* begin Material supplied *

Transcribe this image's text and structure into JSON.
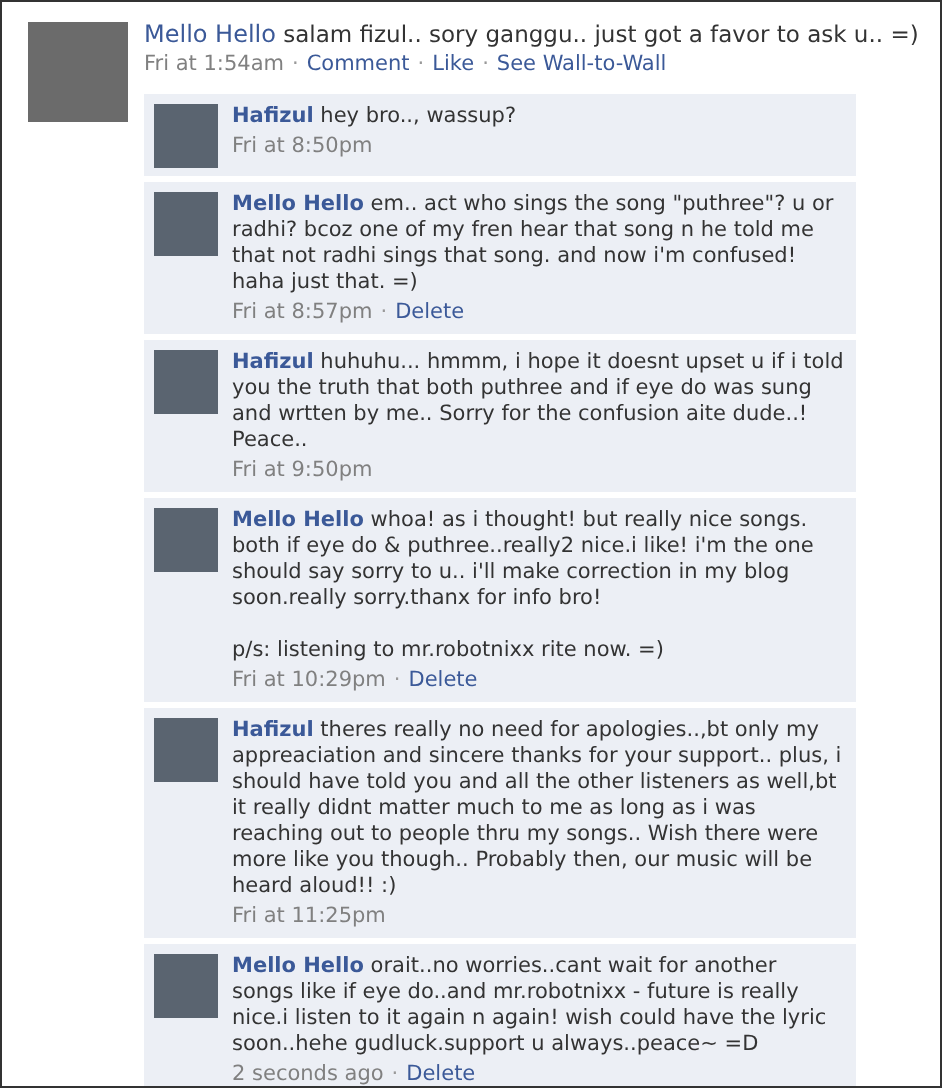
{
  "post": {
    "author": "Mello Hello",
    "text": "salam fizul.. sory ganggu.. just got a favor to ask u.. =)",
    "time": "Fri at 1:54am",
    "separator": "·",
    "actions": [
      "Comment",
      "Like",
      "See Wall-to-Wall"
    ]
  },
  "comments": [
    {
      "author": "Hafizul",
      "text": "hey bro.., wassup?",
      "time": "Fri at 8:50pm"
    },
    {
      "author": "Mello Hello",
      "text": "em.. act who sings the song \"puthree\"? u or radhi? bcoz one of my fren hear that song n he told me that not radhi sings that song. and now i'm confused! haha just that. =)",
      "time": "Fri at 8:57pm",
      "actions": [
        "Delete"
      ]
    },
    {
      "author": "Hafizul",
      "text": "huhuhu... hmmm, i hope it doesnt upset u if i told you the truth that both puthree and if eye do was sung and wrtten by me.. Sorry for the confusion aite dude..! Peace..",
      "time": "Fri at 9:50pm"
    },
    {
      "author": "Mello Hello",
      "text": "whoa! as i thought! but really nice songs. both if eye do & puthree..really2 nice.i like! i'm the one should say sorry to u.. i'll make correction in my blog soon.really sorry.thanx for info bro!\n\np/s: listening to mr.robotnixx rite now. =)",
      "time": "Fri at 10:29pm",
      "actions": [
        "Delete"
      ]
    },
    {
      "author": "Hafizul",
      "text": "theres really no need for apologies..,bt only my appreaciation and sincere thanks for your support.. plus, i should have told you and all the other listeners as well,bt it really didnt matter much to me as long as i was reaching out to people thru my songs.. Wish there were more like you though.. Probably then, our music will be heard aloud!! :)",
      "time": "Fri at 11:25pm"
    },
    {
      "author": "Mello Hello",
      "text": "orait..no worries..cant wait for another songs like if eye do..and mr.robotnixx - future is really nice.i listen to it again n again! wish could have the lyric soon..hehe gudluck.support u always..peace~ =D",
      "time": "2 seconds ago",
      "actions": [
        "Delete"
      ]
    }
  ]
}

* end Material supplied *

Pick out each line containing "soon" and report it.

      "text": "whoa! as i thought! but really nice songs. both if eye do & puthree..really2 nice.i like! i'm the one should say sorry to u.. i'll make correction in my blog soon.really sorry.thanx for info bro!\n\np/s: listening to mr.robotnixx rite now. =)",
      "text": "orait..no worries..cant wait for another songs like if eye do..and mr.robotnixx - future is really nice.i listen to it again n again! wish could have the lyric soon..hehe gudluck.support u always..peace~ =D",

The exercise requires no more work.